> **Instructions for the task**
Copy every line of the listing that holds the string "Completed".

[Excerpt from a dataset]
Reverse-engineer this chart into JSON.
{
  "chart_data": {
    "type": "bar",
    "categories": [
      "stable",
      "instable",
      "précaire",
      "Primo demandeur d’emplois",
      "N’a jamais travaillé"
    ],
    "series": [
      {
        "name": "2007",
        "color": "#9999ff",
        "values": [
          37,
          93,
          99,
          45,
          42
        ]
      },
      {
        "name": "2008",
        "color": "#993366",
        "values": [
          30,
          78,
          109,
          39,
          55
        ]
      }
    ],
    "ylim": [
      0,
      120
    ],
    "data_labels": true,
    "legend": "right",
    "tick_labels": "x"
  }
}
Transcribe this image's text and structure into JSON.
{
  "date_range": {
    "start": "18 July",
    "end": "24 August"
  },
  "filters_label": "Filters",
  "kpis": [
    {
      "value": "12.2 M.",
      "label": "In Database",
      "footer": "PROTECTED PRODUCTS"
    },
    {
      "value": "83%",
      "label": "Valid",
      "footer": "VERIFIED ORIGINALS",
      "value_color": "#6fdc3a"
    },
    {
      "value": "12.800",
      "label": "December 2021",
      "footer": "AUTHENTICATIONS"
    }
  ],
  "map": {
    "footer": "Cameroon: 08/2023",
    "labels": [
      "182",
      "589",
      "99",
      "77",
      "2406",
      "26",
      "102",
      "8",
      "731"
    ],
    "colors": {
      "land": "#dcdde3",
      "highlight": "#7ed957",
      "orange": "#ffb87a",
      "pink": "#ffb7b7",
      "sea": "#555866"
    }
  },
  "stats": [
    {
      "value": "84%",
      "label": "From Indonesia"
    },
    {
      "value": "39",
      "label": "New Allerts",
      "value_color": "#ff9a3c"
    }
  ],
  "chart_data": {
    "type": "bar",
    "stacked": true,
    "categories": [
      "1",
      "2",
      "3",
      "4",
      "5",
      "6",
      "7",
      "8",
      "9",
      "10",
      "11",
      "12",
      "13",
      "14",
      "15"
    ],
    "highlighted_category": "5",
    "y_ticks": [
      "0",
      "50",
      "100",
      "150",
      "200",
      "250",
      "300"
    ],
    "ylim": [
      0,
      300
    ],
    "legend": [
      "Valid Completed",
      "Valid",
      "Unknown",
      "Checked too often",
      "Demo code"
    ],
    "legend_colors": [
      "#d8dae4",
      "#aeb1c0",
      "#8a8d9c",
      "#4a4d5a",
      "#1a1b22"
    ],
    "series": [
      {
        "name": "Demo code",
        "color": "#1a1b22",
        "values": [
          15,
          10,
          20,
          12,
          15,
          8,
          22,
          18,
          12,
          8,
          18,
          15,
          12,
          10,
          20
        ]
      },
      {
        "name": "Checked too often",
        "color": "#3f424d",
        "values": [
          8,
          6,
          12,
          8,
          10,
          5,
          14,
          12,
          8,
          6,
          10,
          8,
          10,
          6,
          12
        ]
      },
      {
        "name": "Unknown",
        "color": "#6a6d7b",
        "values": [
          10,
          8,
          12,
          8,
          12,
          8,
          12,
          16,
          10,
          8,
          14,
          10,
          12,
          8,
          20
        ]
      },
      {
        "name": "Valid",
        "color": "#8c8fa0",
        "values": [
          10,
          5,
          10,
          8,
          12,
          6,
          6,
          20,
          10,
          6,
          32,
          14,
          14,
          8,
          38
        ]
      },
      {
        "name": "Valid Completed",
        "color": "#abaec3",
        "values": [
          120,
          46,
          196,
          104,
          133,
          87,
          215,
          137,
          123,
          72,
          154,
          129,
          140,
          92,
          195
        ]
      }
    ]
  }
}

> **Output of the task**
      "Valid Completed",
        "name": "Valid Completed",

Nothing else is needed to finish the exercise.